> GIVEN REQUEST A
Please rewrite the scarf story starting with "Tuesday, 14 February" and going on through "possessions with friends.", swapping "charity shop" for "thrift store".

Tuesday, 14 February 2012

The Strange Story of a Scarf

I've been sorting through my things and as a result have several bags of clothes to go to the local charity shop. It's a wrench to get rid of things this way; it's much more final than storing books and possessions with friends.

But I've found that living on an island means that giving things to the charity shop doesn't guarantee you will never see them again. A few months ago I was in the Coop and a lady's green tweed jacket caught my eye -- because it was my jacket, or rather a jacket I had given away a little while before that. And then it happened again -- a school pupil was wearing a multicoloured scarf that I recognized. My scarf! I wouldn't have dared tell her it once belonged to me. The humiliation of being thirteen years old and finding that not only the fact that you had bought something at a charity shop had been revealed, but that it was also a teacher's! My inner thirteen-year-old cringed in silent sympathy.

> GIVEN REQUEST B
Retype the entries starting with their very first line and going on through the line with "225, 204, 235]", including both of those lines.

> DATASET EXTRACT
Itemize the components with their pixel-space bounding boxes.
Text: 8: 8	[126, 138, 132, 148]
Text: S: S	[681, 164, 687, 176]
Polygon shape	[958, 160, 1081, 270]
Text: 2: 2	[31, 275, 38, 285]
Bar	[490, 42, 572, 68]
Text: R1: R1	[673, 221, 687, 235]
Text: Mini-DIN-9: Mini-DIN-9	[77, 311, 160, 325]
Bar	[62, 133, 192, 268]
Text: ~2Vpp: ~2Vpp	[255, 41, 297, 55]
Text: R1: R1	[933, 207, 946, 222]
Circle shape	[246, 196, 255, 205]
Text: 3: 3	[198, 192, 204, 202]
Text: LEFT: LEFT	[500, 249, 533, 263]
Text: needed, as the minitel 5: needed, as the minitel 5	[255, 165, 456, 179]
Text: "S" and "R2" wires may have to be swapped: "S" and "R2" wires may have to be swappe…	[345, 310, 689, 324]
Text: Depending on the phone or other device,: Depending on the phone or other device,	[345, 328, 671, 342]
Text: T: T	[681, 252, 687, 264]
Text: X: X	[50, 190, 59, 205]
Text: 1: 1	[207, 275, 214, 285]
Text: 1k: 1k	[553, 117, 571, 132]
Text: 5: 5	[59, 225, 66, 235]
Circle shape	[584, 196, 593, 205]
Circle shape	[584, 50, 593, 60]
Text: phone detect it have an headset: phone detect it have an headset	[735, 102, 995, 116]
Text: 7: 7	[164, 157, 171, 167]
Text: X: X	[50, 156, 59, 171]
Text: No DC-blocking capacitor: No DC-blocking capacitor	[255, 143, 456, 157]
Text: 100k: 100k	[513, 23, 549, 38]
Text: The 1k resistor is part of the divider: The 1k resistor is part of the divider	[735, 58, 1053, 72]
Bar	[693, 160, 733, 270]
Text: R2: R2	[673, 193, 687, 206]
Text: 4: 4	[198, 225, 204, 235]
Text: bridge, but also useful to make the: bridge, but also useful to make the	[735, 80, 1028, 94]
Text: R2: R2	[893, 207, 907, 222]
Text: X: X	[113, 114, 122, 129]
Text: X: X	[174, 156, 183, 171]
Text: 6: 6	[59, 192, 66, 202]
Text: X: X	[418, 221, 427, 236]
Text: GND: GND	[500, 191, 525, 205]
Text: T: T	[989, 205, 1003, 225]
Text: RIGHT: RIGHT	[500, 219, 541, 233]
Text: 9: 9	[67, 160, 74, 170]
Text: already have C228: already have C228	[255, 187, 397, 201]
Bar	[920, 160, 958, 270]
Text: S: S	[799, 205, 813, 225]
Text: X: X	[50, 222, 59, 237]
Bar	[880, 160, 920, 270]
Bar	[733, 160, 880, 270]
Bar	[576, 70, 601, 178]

> CORRECT RESULT A
Tuesday, 14 February 2012

The Strange Story of a Scarf

I've been sorting through my things and as a result have several bags of clothes to go to the local thrift store. It's a wrench to get rid of things this way; it's much more final than storing books and possessions with friends.

> CORRECT RESULT B
Itemize the components with their pixel-space bounding boxes.
Text: 8: 8	[126, 138, 132, 148]
Text: S: S	[681, 164, 687, 176]
Polygon shape	[958, 160, 1081, 270]
Text: 2: 2	[31, 275, 38, 285]
Bar	[490, 42, 572, 68]
Text: R1: R1	[673, 221, 687, 235]
Text: Mini-DIN-9: Mini-DIN-9	[77, 311, 160, 325]
Bar	[62, 133, 192, 268]
Text: ~2Vpp: ~2Vpp	[255, 41, 297, 55]
Text: R1: R1	[933, 207, 946, 222]
Circle shape	[246, 196, 255, 205]
Text: 3: 3	[198, 192, 204, 202]
Text: LEFT: LEFT	[500, 249, 533, 263]
Text: needed, as the minitel 5: needed, as the minitel 5	[255, 165, 456, 179]
Text: "S" and "R2" wires may have to be swapped: "S" and "R2" wires may have to be swappe…	[345, 310, 689, 324]
Text: Depending on the phone or other device,: Depending on the phone or other device,	[345, 328, 671, 342]
Text: T: T	[681, 252, 687, 264]
Text: X: X	[50, 190, 59, 205]
Text: 1: 1	[207, 275, 214, 285]
Text: 1k: 1k	[553, 117, 571, 132]
Text: 5: 5	[59, 225, 66, 235]
Circle shape	[584, 196, 593, 205]
Circle shape	[584, 50, 593, 60]
Text: phone detect it have an headset: phone detect it have an headset	[735, 102, 995, 116]
Text: 7: 7	[164, 157, 171, 167]
Text: X: X	[50, 156, 59, 171]
Text: No DC-blocking capacitor: No DC-blocking capacitor	[255, 143, 456, 157]
Text: 100k: 100k	[513, 23, 549, 38]
Text: The 1k resistor is part of the divider: The 1k resistor is part of the divider	[735, 58, 1053, 72]
Bar	[693, 160, 733, 270]
Text: R2: R2	[673, 193, 687, 206]
Text: 4: 4	[198, 225, 204, 235]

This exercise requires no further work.